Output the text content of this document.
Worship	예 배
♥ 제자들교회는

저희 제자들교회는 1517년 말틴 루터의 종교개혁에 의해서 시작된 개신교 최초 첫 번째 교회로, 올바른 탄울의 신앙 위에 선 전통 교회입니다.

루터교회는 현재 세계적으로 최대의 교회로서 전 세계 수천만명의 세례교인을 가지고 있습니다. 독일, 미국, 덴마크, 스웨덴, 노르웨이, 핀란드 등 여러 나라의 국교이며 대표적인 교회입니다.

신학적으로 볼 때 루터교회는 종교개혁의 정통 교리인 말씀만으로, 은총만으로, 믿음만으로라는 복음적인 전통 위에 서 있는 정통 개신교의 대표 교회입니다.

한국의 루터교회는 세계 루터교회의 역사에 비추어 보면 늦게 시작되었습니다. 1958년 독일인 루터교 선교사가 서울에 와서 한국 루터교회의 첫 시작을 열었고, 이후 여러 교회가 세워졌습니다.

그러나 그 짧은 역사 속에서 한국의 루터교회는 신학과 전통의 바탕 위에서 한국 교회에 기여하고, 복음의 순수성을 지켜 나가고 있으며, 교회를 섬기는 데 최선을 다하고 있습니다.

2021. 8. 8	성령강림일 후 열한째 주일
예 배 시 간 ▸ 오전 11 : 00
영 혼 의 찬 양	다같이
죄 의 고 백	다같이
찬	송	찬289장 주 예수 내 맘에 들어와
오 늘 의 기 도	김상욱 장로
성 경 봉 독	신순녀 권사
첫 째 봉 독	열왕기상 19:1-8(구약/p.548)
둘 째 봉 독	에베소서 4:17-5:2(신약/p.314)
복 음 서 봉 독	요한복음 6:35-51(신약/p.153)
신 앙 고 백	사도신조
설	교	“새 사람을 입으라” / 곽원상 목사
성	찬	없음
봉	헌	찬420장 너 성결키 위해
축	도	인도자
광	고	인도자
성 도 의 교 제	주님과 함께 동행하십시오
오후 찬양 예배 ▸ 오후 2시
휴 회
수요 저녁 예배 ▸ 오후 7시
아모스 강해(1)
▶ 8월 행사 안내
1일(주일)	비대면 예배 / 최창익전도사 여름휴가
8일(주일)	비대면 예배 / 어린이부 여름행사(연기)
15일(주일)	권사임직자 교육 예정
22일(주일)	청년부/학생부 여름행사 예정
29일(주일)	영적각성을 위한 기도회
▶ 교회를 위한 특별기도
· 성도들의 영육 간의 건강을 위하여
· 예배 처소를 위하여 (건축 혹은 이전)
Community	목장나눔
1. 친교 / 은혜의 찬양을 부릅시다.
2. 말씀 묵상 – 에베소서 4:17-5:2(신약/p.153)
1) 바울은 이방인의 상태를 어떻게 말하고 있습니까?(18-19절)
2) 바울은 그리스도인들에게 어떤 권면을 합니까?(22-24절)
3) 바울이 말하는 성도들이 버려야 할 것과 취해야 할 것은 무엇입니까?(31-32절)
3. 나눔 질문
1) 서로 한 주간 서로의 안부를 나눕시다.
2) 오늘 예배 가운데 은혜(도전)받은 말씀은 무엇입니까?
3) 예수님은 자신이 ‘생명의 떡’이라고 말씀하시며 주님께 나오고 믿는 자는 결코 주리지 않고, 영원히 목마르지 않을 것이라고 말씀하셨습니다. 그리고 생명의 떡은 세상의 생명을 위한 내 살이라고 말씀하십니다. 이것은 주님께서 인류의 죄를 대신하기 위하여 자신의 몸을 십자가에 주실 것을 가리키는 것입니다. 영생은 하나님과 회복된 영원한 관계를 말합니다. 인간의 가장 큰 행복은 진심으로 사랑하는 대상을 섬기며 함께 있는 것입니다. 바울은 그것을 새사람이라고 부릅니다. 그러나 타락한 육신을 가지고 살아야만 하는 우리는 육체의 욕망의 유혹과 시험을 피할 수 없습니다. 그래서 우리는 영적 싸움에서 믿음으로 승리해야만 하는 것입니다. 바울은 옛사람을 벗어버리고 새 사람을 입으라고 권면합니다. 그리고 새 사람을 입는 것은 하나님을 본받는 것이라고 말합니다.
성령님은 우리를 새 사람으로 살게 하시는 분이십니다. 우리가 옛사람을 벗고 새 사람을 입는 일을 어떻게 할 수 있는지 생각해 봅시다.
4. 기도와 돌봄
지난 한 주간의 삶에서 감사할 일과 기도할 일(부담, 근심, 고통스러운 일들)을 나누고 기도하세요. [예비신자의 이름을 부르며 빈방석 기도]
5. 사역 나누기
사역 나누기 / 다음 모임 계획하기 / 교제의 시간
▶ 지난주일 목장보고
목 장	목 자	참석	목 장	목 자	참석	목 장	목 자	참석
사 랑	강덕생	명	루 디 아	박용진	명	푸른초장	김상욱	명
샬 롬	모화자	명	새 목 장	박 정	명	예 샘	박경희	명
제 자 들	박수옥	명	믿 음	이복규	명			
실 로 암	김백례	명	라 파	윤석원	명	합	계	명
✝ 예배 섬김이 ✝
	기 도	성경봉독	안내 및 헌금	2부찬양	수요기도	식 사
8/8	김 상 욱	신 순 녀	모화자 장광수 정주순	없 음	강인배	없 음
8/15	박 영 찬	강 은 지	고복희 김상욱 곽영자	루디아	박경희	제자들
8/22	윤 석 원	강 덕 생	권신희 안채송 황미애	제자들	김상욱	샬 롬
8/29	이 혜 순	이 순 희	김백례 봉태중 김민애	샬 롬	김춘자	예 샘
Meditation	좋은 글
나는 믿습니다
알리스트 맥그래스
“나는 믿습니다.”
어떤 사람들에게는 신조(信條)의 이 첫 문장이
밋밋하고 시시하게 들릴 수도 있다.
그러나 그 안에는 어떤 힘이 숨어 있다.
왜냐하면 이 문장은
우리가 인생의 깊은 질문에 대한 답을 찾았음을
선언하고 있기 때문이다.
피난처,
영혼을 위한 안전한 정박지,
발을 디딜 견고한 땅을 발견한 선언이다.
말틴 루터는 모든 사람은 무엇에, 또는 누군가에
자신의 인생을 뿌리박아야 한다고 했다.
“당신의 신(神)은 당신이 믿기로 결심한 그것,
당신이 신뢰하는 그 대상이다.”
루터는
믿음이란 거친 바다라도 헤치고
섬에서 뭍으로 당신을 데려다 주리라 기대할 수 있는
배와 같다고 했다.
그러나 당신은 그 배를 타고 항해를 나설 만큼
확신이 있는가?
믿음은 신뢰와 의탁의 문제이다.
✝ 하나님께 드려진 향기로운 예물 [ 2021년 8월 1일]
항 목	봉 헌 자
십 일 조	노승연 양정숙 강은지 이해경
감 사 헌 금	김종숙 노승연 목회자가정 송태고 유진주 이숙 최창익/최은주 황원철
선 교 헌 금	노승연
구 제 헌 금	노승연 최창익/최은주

### Task to carry out
Your task is to give the records above again, exactly.

### Exercise solution
Output the text content of this document.
Worship	예 배
♥ 제자들교회는

저희 제자들교회는 1517년 말틴 루터의 종교개혁에 의해서 시작된 개신교 최초 첫 번째 교회로, 올바른 탄울의 신앙 위에 선 전통 교회입니다.

루터교회는 현재 세계적으로 최대의 교회로서 전 세계 수천만명의 세례교인을 가지고 있습니다. 독일, 미국, 덴마크, 스웨덴, 노르웨이, 핀란드 등 여러 나라의 국교이며 대표적인 교회입니다.

신학적으로 볼 때 루터교회는 종교개혁의 정통 교리인 말씀만으로, 은총만으로, 믿음만으로라는 복음적인 전통 위에 서 있는 정통 개신교의 대표 교회입니다.

한국의 루터교회는 세계 루터교회의 역사에 비추어 보면 늦게 시작되었습니다. 1958년 독일인 루터교 선교사가 서울에 와서 한국 루터교회의 첫 시작을 열었고, 이후 여러 교회가 세워졌습니다.

그러나 그 짧은 역사 속에서 한국의 루터교회는 신학과 전통의 바탕 위에서 한국 교회에 기여하고, 복음의 순수성을 지켜 나가고 있으며, 교회를 섬기는 데 최선을 다하고 있습니다.

2021. 8. 8	성령강림일 후 열한째 주일
예 배 시 간 ▸ 오전 11 : 00
영 혼 의 찬 양	다같이
죄 의 고 백	다같이
찬	송	찬289장 주 예수 내 맘에 들어와
오 늘 의 기 도	김상욱 장로
성 경 봉 독	신순녀 권사
첫 째 봉 독	열왕기상 19:1-8(구약/p.548)
둘 째 봉 독	에베소서 4:17-5:2(신약/p.314)
복 음 서 봉 독	요한복음 6:35-51(신약/p.153)
신 앙 고 백	사도신조
설	교	“새 사람을 입으라” / 곽원상 목사
성	찬	없음
봉	헌	찬420장 너 성결키 위해
축	도	인도자
광	고	인도자
성 도 의 교 제	주님과 함께 동행하십시오
오후 찬양 예배 ▸ 오후 2시
휴 회
수요 저녁 예배 ▸ 오후 7시
아모스 강해(1)
▶ 8월 행사 안내
1일(주일)	비대면 예배 / 최창익전도사 여름휴가
8일(주일)	비대면 예배 / 어린이부 여름행사(연기)
15일(주일)	권사임직자 교육 예정
22일(주일)	청년부/학생부 여름행사 예정
29일(주일)	영적각성을 위한 기도회
▶ 교회를 위한 특별기도
· 성도들의 영육 간의 건강을 위하여
· 예배 처소를 위하여 (건축 혹은 이전)
Community	목장나눔
1. 친교 / 은혜의 찬양을 부릅시다.
2. 말씀 묵상 – 에베소서 4:17-5:2(신약/p.153)
1) 바울은 이방인의 상태를 어떻게 말하고 있습니까?(18-19절)
2) 바울은 그리스도인들에게 어떤 권면을 합니까?(22-24절)
3) 바울이 말하는 성도들이 버려야 할 것과 취해야 할 것은 무엇입니까?(31-32절)
3. 나눔 질문
1) 서로 한 주간 서로의 안부를 나눕시다.
2) 오늘 예배 가운데 은혜(도전)받은 말씀은 무엇입니까?
3) 예수님은 자신이 ‘생명의 떡’이라고 말씀하시며 주님께 나오고 믿는 자는 결코 주리지 않고, 영원히 목마르지 않을 것이라고 말씀하셨습니다. 그리고 생명의 떡은 세상의 생명을 위한 내 살이라고 말씀하십니다. 이것은 주님께서 인류의 죄를 대신하기 위하여 자신의 몸을 십자가에 주실 것을 가리키는 것입니다. 영생은 하나님과 회복된 영원한 관계를 말합니다. 인간의 가장 큰 행복은 진심으로 사랑하는 대상을 섬기며 함께 있는 것입니다. 바울은 그것을 새사람이라고 부릅니다. 그러나 타락한 육신을 가지고 살아야만 하는 우리는 육체의 욕망의 유혹과 시험을 피할 수 없습니다. 그래서 우리는 영적 싸움에서 믿음으로 승리해야만 하는 것입니다. 바울은 옛사람을 벗어버리고 새 사람을 입으라고 권면합니다. 그리고 새 사람을 입는 것은 하나님을 본받는 것이라고 말합니다.
성령님은 우리를 새 사람으로 살게 하시는 분이십니다. 우리가 옛사람을 벗고 새 사람을 입는 일을 어떻게 할 수 있는지 생각해 봅시다.
4. 기도와 돌봄
지난 한 주간의 삶에서 감사할 일과 기도할 일(부담, 근심, 고통스러운 일들)을 나누고 기도하세요. [예비신자의 이름을 부르며 빈방석 기도]
5. 사역 나누기
사역 나누기 / 다음 모임 계획하기 / 교제의 시간
▶ 지난주일 목장보고
목 장	목 자	참석	목 장	목 자	참석	목 장	목 자	참석
사 랑	강덕생	명	루 디 아	박용진	명	푸른초장	김상욱	명
샬 롬	모화자	명	새 목 장	박 정	명	예 샘	박경희	명
제 자 들	박수옥	명	믿 음	이복규	명			
실 로 암	김백례	명	라 파	윤석원	명	합	계	명
✝ 예배 섬김이 ✝
	기 도	성경봉독	안내 및 헌금	2부찬양	수요기도	식 사
8/8	김 상 욱	신 순 녀	모화자 장광수 정주순	없 음	강인배	없 음
8/15	박 영 찬	강 은 지	고복희 김상욱 곽영자	루디아	박경희	제자들
8/22	윤 석 원	강 덕 생	권신희 안채송 황미애	제자들	김상욱	샬 롬
8/29	이 혜 순	이 순 희	김백례 봉태중 김민애	샬 롬	김춘자	예 샘
Meditation	좋은 글
나는 믿습니다
알리스트 맥그래스
“나는 믿습니다.”
어떤 사람들에게는 신조(信條)의 이 첫 문장이
밋밋하고 시시하게 들릴 수도 있다.
그러나 그 안에는 어떤 힘이 숨어 있다.
왜냐하면 이 문장은
우리가 인생의 깊은 질문에 대한 답을 찾았음을
선언하고 있기 때문이다.
피난처,
영혼을 위한 안전한 정박지,
발을 디딜 견고한 땅을 발견한 선언이다.
말틴 루터는 모든 사람은 무엇에, 또는 누군가에
자신의 인생을 뿌리박아야 한다고 했다.
“당신의 신(神)은 당신이 믿기로 결심한 그것,
당신이 신뢰하는 그 대상이다.”
루터는
믿음이란 거친 바다라도 헤치고
섬에서 뭍으로 당신을 데려다 주리라 기대할 수 있는
배와 같다고 했다.
그러나 당신은 그 배를 타고 항해를 나설 만큼
확신이 있는가?
믿음은 신뢰와 의탁의 문제이다.
✝ 하나님께 드려진 향기로운 예물 [ 2021년 8월 1일]
항 목	봉 헌 자
십 일 조	노승연 양정숙 강은지 이해경
감 사 헌 금	김종숙 노승연 목회자가정 송태고 유진주 이숙 최창익/최은주 황원철
선 교 헌 금	노승연
구 제 헌 금	노승연 최창익/최은주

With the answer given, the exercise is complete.